(Chart and figure data)
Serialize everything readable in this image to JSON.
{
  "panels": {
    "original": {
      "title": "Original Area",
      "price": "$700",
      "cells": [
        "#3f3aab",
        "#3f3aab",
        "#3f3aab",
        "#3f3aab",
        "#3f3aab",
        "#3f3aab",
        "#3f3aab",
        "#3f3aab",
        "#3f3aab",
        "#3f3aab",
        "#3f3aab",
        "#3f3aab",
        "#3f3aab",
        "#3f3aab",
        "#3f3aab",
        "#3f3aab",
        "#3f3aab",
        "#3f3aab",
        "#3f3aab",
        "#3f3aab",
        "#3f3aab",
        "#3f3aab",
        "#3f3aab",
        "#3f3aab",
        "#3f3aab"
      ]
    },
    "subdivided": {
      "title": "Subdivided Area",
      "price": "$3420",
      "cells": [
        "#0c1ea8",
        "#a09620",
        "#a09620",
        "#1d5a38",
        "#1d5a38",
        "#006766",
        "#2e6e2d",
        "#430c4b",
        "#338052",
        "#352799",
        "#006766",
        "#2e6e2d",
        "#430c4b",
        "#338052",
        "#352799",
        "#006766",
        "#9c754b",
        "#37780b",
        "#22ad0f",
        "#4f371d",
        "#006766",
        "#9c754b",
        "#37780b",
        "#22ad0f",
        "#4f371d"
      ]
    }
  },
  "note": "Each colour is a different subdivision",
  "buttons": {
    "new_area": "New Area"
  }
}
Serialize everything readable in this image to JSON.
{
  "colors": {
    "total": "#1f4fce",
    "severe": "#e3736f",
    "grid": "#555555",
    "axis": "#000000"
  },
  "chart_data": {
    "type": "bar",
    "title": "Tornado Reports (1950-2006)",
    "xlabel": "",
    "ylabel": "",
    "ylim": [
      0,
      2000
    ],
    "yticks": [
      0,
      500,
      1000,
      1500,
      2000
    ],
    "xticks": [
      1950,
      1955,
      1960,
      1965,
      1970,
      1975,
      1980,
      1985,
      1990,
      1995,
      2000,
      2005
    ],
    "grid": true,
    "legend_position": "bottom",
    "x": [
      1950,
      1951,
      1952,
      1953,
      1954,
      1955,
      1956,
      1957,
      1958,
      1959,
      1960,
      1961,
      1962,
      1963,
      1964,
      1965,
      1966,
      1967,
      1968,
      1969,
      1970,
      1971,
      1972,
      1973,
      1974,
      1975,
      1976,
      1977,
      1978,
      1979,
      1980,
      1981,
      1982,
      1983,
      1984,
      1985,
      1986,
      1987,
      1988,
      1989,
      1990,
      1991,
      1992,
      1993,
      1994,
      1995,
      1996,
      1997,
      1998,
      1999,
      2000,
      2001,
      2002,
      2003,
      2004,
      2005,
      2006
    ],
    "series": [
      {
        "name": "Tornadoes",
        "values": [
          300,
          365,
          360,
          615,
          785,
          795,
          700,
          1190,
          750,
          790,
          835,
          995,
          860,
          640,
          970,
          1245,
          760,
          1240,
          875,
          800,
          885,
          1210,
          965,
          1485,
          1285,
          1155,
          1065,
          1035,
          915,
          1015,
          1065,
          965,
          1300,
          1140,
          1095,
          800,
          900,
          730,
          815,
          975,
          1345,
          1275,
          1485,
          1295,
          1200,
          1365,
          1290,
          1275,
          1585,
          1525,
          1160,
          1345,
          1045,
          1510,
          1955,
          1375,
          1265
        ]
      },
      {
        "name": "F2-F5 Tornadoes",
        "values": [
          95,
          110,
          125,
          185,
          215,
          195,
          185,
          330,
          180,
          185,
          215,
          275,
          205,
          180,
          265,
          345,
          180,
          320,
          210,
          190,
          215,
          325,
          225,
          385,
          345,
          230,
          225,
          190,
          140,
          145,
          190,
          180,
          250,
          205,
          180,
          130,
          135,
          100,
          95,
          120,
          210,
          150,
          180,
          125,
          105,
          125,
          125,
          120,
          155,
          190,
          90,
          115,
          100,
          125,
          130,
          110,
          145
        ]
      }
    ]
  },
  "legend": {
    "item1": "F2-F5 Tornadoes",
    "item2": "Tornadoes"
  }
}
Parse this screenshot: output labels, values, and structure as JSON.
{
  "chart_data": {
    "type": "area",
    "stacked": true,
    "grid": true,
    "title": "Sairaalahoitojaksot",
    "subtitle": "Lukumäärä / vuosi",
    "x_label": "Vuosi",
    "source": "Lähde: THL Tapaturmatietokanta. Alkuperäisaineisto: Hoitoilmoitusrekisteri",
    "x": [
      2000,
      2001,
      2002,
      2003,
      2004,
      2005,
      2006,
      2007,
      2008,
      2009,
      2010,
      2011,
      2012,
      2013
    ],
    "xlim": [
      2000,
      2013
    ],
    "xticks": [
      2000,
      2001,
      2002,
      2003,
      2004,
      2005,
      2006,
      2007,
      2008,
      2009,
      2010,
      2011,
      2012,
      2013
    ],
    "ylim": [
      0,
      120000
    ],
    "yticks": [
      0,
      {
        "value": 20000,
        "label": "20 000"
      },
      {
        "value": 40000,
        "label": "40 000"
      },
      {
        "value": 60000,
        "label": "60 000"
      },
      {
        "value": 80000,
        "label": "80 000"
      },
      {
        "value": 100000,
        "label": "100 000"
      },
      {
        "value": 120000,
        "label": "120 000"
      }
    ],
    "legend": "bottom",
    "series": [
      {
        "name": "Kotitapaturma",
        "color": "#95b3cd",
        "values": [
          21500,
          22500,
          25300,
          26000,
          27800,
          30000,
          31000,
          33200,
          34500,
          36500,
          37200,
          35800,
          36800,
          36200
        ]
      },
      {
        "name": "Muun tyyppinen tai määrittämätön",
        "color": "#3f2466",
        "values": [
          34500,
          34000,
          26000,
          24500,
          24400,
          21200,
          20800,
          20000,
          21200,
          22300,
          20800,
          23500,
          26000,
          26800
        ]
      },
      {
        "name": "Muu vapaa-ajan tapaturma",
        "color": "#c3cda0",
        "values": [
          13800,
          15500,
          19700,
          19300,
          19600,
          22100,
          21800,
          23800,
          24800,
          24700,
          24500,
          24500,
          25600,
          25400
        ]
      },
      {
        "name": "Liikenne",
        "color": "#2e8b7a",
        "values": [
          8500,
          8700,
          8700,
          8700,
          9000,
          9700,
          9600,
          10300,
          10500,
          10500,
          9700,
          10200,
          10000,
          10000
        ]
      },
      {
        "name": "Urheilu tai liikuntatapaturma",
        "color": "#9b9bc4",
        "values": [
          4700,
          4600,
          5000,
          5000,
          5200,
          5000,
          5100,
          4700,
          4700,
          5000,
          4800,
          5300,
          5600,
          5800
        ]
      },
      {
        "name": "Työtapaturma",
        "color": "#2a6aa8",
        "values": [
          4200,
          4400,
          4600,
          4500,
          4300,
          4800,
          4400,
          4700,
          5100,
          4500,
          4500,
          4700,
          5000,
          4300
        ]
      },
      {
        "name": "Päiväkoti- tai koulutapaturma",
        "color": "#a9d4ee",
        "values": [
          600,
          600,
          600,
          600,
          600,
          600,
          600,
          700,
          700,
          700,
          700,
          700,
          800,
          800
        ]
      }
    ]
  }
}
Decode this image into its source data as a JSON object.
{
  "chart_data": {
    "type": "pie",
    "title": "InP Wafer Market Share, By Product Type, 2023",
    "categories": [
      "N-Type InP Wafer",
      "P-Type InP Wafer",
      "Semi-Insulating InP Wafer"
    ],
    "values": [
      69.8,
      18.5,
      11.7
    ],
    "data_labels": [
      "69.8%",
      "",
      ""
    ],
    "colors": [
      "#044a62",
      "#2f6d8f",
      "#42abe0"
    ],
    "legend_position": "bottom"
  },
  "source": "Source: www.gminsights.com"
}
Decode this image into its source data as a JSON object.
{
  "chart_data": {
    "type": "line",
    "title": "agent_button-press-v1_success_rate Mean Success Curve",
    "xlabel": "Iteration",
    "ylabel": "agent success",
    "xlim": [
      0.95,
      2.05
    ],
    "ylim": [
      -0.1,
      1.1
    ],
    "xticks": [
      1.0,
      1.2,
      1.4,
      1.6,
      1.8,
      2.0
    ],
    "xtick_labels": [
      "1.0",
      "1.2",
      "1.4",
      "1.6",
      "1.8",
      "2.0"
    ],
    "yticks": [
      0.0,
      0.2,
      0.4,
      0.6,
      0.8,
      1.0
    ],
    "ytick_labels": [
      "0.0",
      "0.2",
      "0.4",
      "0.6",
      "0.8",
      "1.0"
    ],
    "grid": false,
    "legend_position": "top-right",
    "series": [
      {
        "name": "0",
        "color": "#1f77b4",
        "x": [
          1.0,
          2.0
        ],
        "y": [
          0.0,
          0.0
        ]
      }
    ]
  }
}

TASK REQUIREMENTS
Gather all lines from the records above in which "Tornadoes" appears.

ANSWER TO THE PROBLEM
        "name": "Tornadoes",
        "name": "F2-F5 Tornadoes",
    "item1": "F2-F5 Tornadoes",
    "item2": "Tornadoes"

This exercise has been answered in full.